=== What the exercise asks ===
Your reply should be one number: the count of lines holding the word "TradingView".
# START OF Dataset records
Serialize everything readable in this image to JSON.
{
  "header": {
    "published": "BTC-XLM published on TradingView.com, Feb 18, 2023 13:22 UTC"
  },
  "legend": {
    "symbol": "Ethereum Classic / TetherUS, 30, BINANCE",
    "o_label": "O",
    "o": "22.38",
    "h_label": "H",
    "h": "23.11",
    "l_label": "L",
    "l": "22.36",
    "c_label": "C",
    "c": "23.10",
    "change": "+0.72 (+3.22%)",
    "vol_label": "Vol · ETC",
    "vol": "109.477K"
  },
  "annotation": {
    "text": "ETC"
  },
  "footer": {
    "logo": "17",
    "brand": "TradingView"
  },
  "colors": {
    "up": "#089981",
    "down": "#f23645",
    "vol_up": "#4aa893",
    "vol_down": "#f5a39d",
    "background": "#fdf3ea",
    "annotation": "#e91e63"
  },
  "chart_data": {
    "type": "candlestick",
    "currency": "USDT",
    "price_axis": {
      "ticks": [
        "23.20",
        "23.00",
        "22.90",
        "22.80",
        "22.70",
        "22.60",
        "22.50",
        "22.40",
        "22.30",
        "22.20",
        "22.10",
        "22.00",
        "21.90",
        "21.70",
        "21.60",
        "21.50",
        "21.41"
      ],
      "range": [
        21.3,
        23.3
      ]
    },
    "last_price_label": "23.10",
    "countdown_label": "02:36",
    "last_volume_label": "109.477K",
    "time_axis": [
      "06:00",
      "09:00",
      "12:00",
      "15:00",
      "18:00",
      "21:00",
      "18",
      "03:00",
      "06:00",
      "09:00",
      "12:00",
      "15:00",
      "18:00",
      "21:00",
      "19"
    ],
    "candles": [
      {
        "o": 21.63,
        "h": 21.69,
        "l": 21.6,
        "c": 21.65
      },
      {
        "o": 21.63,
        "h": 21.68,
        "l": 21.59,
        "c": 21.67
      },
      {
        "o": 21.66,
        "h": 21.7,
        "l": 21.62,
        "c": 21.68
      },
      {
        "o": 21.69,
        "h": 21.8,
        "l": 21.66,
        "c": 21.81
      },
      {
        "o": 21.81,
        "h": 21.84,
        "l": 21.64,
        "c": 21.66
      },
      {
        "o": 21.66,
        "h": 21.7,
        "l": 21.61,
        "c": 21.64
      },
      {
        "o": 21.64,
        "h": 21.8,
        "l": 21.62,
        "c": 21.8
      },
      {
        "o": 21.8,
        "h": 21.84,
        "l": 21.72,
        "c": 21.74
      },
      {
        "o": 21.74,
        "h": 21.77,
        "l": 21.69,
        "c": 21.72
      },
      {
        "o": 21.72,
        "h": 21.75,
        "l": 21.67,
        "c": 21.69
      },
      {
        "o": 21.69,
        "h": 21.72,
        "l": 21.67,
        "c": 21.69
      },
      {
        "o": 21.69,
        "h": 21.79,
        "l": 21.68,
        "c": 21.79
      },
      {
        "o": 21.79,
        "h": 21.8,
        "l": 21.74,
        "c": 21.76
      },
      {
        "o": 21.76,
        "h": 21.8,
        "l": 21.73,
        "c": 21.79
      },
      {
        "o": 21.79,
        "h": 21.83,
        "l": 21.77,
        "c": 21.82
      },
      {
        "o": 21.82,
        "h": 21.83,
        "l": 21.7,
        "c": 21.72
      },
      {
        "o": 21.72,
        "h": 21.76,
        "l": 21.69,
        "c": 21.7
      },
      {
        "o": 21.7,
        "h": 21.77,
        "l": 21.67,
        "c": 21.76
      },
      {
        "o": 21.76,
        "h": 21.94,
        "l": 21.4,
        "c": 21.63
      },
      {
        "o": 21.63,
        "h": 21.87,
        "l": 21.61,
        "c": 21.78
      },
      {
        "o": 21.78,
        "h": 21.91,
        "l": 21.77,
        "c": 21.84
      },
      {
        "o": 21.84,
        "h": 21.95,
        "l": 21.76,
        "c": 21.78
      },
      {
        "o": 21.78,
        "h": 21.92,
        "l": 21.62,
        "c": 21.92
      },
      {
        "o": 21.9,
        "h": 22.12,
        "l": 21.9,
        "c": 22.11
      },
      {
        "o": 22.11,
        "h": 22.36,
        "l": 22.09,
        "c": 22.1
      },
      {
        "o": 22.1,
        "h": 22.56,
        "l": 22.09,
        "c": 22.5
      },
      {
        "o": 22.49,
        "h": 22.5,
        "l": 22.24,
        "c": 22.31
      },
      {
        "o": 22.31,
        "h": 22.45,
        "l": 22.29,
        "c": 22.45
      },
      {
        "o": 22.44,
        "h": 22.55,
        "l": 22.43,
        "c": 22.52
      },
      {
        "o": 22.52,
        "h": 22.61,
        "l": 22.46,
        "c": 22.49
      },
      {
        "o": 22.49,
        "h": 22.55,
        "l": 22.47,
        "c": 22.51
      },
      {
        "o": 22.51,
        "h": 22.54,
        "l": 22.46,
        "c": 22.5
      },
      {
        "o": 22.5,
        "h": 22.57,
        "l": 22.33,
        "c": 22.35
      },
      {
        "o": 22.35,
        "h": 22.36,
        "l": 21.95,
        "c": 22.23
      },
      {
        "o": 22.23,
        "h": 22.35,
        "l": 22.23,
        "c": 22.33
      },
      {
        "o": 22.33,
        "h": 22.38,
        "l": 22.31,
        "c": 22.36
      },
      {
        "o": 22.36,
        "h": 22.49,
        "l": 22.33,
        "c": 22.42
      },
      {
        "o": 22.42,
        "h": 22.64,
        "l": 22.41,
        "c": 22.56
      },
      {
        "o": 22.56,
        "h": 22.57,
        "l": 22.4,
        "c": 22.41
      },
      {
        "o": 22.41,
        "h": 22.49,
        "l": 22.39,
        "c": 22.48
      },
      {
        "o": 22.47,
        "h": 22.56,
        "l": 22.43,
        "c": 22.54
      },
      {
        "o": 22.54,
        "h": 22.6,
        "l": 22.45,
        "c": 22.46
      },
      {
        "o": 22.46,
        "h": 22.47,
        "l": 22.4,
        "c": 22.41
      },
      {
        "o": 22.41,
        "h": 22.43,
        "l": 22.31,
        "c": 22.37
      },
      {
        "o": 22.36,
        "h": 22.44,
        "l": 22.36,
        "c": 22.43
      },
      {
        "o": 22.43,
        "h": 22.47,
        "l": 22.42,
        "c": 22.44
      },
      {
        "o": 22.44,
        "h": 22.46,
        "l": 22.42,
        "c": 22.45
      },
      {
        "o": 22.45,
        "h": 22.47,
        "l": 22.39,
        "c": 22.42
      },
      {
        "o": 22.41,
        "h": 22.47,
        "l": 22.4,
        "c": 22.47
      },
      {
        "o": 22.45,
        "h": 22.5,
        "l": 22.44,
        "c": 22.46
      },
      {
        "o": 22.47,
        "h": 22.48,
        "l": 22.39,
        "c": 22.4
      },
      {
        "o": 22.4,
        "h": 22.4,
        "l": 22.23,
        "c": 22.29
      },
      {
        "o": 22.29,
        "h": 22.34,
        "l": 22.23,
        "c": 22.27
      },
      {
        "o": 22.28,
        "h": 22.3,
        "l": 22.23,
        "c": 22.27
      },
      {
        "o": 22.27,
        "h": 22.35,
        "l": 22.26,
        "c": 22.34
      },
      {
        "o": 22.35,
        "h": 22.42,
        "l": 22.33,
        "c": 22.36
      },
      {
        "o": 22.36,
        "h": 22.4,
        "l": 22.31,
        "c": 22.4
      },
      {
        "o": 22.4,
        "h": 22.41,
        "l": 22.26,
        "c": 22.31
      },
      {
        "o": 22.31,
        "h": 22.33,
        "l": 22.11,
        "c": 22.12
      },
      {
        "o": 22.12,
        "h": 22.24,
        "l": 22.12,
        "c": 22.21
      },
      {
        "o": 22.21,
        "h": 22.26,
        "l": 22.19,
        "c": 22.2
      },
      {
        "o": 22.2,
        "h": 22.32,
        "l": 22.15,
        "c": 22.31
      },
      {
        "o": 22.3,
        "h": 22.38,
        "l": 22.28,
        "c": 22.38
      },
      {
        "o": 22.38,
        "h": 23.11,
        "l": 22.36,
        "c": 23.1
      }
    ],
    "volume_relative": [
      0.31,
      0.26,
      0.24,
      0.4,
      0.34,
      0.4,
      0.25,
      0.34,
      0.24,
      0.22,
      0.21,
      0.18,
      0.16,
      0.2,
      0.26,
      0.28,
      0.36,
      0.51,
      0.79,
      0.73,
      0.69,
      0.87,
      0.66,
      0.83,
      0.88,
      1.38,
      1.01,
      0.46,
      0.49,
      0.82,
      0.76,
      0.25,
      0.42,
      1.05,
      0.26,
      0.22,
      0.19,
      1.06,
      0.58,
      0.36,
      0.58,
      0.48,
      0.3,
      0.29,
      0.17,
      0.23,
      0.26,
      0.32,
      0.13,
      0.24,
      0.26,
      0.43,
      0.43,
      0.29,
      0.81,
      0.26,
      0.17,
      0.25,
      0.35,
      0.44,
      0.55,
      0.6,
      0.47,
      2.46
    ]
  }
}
# END OF Dataset records
=== Problem solution ===
2